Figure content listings

* start *

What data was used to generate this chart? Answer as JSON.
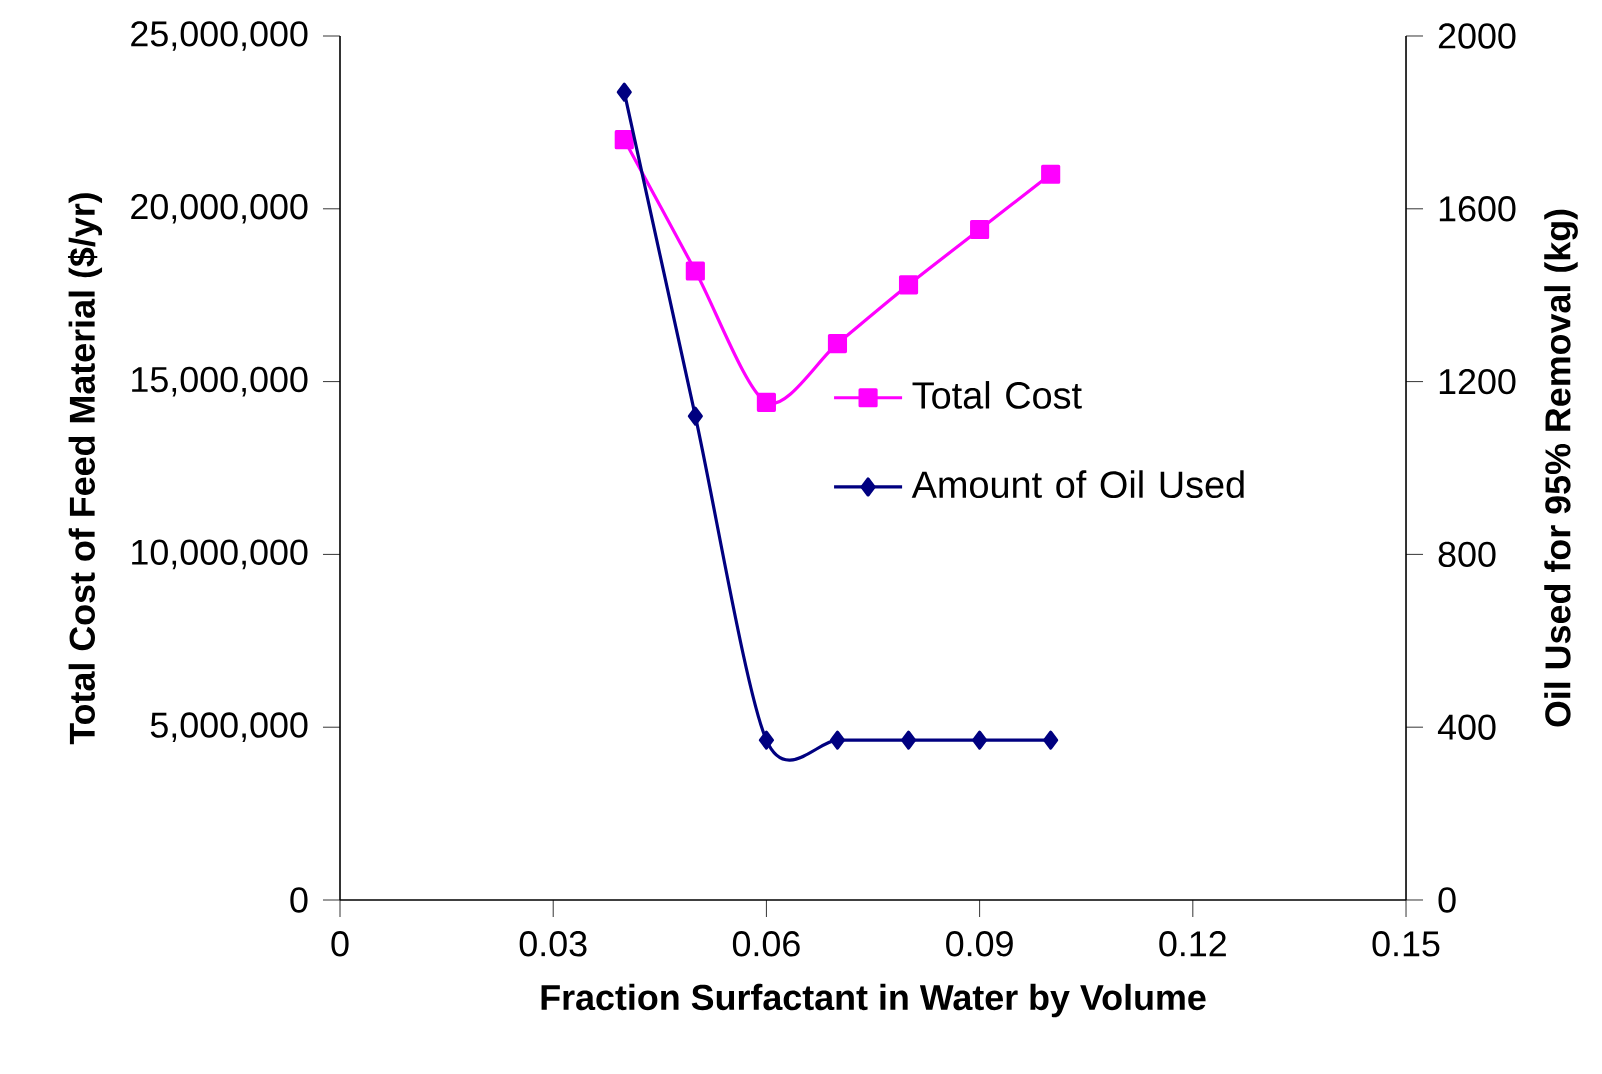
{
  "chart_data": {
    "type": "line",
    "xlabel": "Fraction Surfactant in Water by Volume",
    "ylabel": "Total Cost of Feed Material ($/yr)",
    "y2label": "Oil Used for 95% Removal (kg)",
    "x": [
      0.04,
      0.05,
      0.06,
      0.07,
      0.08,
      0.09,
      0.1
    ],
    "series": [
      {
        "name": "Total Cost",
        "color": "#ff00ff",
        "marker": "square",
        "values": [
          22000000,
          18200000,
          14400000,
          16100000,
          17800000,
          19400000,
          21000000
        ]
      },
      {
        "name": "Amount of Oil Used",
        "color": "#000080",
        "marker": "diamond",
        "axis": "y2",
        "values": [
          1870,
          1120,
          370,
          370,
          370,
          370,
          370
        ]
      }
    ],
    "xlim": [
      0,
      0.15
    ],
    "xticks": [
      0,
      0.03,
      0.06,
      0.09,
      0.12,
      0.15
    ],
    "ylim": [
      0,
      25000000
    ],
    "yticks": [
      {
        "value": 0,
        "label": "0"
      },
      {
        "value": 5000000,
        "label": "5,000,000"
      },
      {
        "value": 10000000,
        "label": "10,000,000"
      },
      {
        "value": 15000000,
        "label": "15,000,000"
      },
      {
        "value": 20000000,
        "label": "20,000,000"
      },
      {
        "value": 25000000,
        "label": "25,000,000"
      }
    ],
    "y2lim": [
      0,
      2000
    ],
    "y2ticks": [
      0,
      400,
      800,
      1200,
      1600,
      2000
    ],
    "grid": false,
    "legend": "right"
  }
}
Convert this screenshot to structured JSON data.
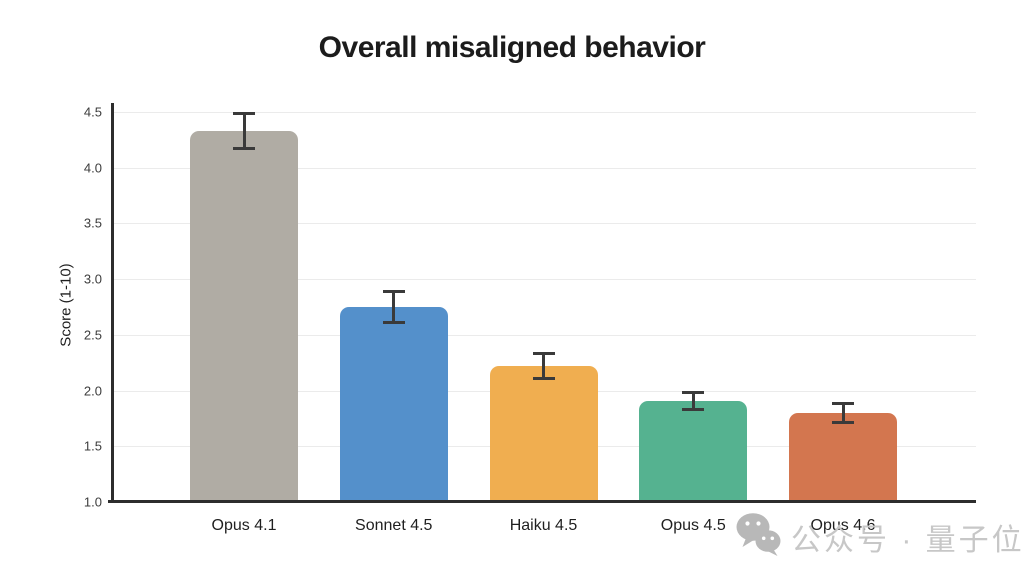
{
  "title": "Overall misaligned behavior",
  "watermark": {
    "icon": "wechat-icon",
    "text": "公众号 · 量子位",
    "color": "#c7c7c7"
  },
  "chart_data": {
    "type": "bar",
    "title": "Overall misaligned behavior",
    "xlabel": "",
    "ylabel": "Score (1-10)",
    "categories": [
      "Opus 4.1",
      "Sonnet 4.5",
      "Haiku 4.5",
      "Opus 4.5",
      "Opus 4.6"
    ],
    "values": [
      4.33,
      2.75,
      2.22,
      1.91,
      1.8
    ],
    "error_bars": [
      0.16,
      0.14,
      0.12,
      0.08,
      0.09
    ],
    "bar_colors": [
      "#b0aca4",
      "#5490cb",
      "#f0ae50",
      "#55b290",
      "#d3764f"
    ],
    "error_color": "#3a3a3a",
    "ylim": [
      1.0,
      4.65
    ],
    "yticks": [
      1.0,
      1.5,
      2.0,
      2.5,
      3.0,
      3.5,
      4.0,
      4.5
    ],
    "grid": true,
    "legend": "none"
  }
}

* end *

- _Task details_
Write out the full listing verbatim, excluding its pictures.

- _Task result_
What data was used to generate this chart? Answer as JSON.
{
  "chart_data": {
    "type": "line",
    "xlabel": "Fraction Surfactant in Water by Volume",
    "ylabel": "Total Cost of Feed Material ($/yr)",
    "y2label": "Oil Used for 95% Removal (kg)",
    "x": [
      0.04,
      0.05,
      0.06,
      0.07,
      0.08,
      0.09,
      0.1
    ],
    "series": [
      {
        "name": "Total Cost",
        "color": "#ff00ff",
        "marker": "square",
        "values": [
          22000000,
          18200000,
          14400000,
          16100000,
          17800000,
          19400000,
          21000000
        ]
      },
      {
        "name": "Amount of Oil Used",
        "color": "#000080",
        "marker": "diamond",
        "axis": "y2",
        "values": [
          1870,
          1120,
          370,
          370,
          370,
          370,
          370
        ]
      }
    ],
    "xlim": [
      0,
      0.15
    ],
    "xticks": [
      0,
      0.03,
      0.06,
      0.09,
      0.12,
      0.15
    ],
    "ylim": [
      0,
      25000000
    ],
    "yticks": [
      {
        "value": 0,
        "label": "0"
      },
      {
        "value": 5000000,
        "label": "5,000,000"
      },
      {
        "value": 10000000,
        "label": "10,000,000"
      },
      {
        "value": 15000000,
        "label": "15,000,000"
      },
      {
        "value": 20000000,
        "label": "20,000,000"
      },
      {
        "value": 25000000,
        "label": "25,000,000"
      }
    ],
    "y2lim": [
      0,
      2000
    ],
    "y2ticks": [
      0,
      400,
      800,
      1200,
      1600,
      2000
    ],
    "grid": false,
    "legend": "right"
  }
}
Convert this screenshot to structured JSON data.
{
  "title": "Overall misaligned behavior",
  "watermark": {
    "icon": "wechat-icon",
    "text": "公众号 · 量子位",
    "color": "#c7c7c7"
  },
  "chart_data": {
    "type": "bar",
    "title": "Overall misaligned behavior",
    "xlabel": "",
    "ylabel": "Score (1-10)",
    "categories": [
      "Opus 4.1",
      "Sonnet 4.5",
      "Haiku 4.5",
      "Opus 4.5",
      "Opus 4.6"
    ],
    "values": [
      4.33,
      2.75,
      2.22,
      1.91,
      1.8
    ],
    "error_bars": [
      0.16,
      0.14,
      0.12,
      0.08,
      0.09
    ],
    "bar_colors": [
      "#b0aca4",
      "#5490cb",
      "#f0ae50",
      "#55b290",
      "#d3764f"
    ],
    "error_color": "#3a3a3a",
    "ylim": [
      1.0,
      4.65
    ],
    "yticks": [
      1.0,
      1.5,
      2.0,
      2.5,
      3.0,
      3.5,
      4.0,
      4.5
    ],
    "grid": true,
    "legend": "none"
  }
}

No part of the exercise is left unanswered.